■ **Task to complete**: Extend the report on Australian job postings after the Sydney and Melbourne reopening, starting right after its final sentence.

We regularly update this report to track the pandemic’s effects on the labour market.
Australian job postings continued to surge upward, following the recent decision to reopen Sydney and Melbourne. Postings began to rise in anticipation of reopening and are showing no signs of slowing.
On October 22, job postings were tracking 71.2% ahead of their level on February 1 last year, our pre-pandemic baseline, after adjusting for seasonal trends. That was both a new record high and the strongest fortnightly increase in postings in twelve-months.
Growth continues to be driven by the sharp rise in new job postings—that is postings that have been on the Indeed website for one week or less. New job postings are an incredible 85.8% above their level on February 1 last year, having increased from 48.4% at the end of September.
While lockdowns have obviously been detrimental to Australia’s economy, the fact that job creation remained relatively strong and has rebounded so quickly is cause for optimism in what has otherwise been a harrowing situation. It points towards strong employment growth in both New South Wales and Victoria, and to a lesser extent the rest of Australia. Further tightening of the labour market is also likely.

■ **Raw data**:
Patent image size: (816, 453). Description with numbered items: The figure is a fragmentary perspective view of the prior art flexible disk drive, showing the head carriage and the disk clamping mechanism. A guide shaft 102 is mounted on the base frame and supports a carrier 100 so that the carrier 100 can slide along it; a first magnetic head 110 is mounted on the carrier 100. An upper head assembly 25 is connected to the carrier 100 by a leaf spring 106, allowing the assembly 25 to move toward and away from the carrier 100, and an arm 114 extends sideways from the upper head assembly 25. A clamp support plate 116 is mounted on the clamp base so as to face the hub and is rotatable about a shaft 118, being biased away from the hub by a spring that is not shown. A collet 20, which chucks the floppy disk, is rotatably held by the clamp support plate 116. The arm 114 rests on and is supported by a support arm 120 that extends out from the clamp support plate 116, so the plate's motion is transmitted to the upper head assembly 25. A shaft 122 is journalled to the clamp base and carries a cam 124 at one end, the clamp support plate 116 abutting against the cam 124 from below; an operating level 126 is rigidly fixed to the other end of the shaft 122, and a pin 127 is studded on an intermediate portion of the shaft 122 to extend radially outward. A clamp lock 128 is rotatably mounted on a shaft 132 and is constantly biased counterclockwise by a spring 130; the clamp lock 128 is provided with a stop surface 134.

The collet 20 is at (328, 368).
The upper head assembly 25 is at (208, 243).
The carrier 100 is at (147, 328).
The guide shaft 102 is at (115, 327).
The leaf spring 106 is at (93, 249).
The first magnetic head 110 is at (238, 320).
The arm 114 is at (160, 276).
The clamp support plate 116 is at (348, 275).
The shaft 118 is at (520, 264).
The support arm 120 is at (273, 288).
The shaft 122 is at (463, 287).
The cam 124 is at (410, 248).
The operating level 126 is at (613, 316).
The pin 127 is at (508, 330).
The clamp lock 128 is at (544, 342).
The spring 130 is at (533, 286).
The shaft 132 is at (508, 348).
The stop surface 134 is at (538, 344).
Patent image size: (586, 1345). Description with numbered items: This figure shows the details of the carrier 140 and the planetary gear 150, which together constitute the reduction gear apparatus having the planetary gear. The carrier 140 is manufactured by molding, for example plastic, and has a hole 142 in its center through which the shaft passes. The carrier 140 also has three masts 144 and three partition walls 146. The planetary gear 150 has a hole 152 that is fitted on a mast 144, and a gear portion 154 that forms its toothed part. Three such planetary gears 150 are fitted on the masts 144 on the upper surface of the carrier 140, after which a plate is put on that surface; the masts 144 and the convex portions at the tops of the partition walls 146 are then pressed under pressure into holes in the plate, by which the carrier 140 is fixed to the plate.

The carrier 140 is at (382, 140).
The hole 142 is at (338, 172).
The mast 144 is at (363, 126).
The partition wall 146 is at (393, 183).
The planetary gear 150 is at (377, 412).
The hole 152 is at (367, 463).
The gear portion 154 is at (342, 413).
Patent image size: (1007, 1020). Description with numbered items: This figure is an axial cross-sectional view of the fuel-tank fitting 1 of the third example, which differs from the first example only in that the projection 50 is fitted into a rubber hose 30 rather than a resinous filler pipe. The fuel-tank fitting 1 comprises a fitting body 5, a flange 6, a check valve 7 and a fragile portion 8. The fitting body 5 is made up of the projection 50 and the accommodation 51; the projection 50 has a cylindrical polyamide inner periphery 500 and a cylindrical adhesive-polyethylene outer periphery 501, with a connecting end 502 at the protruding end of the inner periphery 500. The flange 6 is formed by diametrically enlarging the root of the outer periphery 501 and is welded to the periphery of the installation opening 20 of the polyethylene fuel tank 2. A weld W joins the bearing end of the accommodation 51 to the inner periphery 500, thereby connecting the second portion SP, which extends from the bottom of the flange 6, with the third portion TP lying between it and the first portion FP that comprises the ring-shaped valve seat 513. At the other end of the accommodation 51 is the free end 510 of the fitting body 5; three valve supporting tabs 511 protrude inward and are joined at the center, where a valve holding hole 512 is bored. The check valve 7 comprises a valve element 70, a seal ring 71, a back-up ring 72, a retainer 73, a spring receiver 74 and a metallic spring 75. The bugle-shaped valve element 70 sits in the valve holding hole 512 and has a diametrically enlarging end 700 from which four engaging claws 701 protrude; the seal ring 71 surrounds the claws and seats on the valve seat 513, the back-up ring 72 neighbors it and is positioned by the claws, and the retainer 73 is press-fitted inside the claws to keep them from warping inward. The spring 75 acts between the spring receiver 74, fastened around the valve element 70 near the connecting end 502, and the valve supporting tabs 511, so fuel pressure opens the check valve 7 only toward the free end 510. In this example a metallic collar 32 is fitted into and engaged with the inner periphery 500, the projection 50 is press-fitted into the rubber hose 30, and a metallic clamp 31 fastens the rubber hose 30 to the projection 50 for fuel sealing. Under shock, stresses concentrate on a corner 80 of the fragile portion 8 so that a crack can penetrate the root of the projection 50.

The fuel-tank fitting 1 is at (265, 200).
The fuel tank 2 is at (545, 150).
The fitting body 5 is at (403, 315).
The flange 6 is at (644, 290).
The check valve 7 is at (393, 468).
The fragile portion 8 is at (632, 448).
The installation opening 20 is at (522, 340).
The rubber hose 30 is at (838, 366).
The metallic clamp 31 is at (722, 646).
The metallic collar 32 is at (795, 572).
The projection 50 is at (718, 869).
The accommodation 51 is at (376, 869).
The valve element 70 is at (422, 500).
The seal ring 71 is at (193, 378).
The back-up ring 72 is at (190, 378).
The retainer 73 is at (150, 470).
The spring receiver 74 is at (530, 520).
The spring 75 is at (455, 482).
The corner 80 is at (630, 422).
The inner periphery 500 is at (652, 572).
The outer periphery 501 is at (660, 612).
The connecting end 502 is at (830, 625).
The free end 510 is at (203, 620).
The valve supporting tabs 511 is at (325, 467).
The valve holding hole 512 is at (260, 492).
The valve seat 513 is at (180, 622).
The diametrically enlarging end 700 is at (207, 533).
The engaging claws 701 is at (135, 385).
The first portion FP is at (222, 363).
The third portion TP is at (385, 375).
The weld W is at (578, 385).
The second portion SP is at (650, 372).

■ **Exercise answer**:
New South Wales and Victoria drive growth
The pick-up in job postings over the past fortnight was again driven by New South Wales and Victoria. Between them, the two states accounted for around 90% of the increase in overall job postings.
Postings in New South Wales are now 75.3% above their level on February 1 last year, up from a low of 39.5% in early September. Meanwhile, postings in Victoria are now 76.6% above their pre-pandemic level.
Growth elsewhere has been more gradual, with the other states making steady improvement week after week. Postings outside of Australia’s two largest states are now 64.7% above their pre-pandemic level, led by Western Australia (+80.1%).
Lockdown lingers for some occupations
While the impact of recent lockdowns has diminished, postings remain below their mid-year level for a small number of occupations. These include childcare (-12.6%), cleaning & sanitation (-10.9%), logistics support (-7.5%) and food preparation (-7.5%).
These roles, as well as some others, have been sensitive to economic lockdown. They typically struggled during lockdown last year and have done so again over the past few months.
Encouragingly, postings improved over the past fortnight for many lockdown-sensitive occupations, including education, beauty & wellness, hospitality & tourism and sports. Gains were also reasonably strong for food preparation and childcare roles, albeit not strong enough for postings to completely regain lost ground.
There are also a range of occupations that have sailed through recent restrictions. Postings for industrial engineering roles (+46.1%), veterinary (+44.5%), education (+38.2%) and agriculture (+36.4%) have grown strongly since June 30.
Recent improvement in job postings point towards a further tightening of Australian labour market conditions. Recent job creation has been dominated by New South Wales and Victoria, suggesting that labour market conditions and economic activity will close the gap on the rest of Australia.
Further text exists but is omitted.